## Exercise aim:
Scan the data below for the string "which". Copy every line where it appears.

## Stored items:

++++++++

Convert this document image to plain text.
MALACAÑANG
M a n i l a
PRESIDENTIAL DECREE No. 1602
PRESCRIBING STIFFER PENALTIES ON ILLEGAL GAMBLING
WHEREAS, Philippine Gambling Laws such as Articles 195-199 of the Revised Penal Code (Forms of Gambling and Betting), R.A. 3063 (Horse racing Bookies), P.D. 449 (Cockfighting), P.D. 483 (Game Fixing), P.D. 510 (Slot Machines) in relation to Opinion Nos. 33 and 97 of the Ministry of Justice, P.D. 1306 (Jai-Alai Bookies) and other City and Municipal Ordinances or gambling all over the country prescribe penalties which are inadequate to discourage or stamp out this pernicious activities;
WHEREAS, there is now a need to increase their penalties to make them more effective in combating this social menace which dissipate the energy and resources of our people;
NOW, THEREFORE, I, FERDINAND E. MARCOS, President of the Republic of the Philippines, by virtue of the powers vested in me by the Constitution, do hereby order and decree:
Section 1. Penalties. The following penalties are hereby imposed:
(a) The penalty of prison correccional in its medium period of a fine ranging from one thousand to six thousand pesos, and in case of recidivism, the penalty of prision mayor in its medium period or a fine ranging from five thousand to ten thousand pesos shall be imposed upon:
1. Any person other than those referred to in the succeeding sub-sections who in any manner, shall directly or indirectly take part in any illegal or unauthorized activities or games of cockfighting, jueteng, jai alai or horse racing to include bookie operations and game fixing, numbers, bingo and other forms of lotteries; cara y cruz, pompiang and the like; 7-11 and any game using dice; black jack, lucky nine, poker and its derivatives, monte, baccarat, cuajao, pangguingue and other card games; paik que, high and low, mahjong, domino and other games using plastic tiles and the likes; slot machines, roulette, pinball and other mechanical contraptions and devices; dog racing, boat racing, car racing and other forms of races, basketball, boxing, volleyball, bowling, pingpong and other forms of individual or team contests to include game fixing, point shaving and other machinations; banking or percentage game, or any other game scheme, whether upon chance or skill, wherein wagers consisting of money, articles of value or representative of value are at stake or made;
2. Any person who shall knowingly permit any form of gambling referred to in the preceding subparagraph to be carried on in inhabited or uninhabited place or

++++++++

## Result:
WHEREAS, Philippine Gambling Laws such as Articles 195-199 of the Revised Penal Code (Forms of Gambling and Betting), R.A. 3063 (Horse racing Bookies), P.D. 449 (Cockfighting), P.D. 483 (Game Fixing), P.D. 510 (Slot Machines) in relation to Opinion Nos. 33 and 97 of the Ministry of Justice, P.D. 1306 (Jai-Alai Bookies) and other City and Municipal Ordinances or gambling all over the country prescribe penalties which are inadequate to discourage or stamp out this pernicious activities;
WHEREAS, there is now a need to increase their penalties to make them more effective in combating this social menace which dissipate the energy and resources of our people;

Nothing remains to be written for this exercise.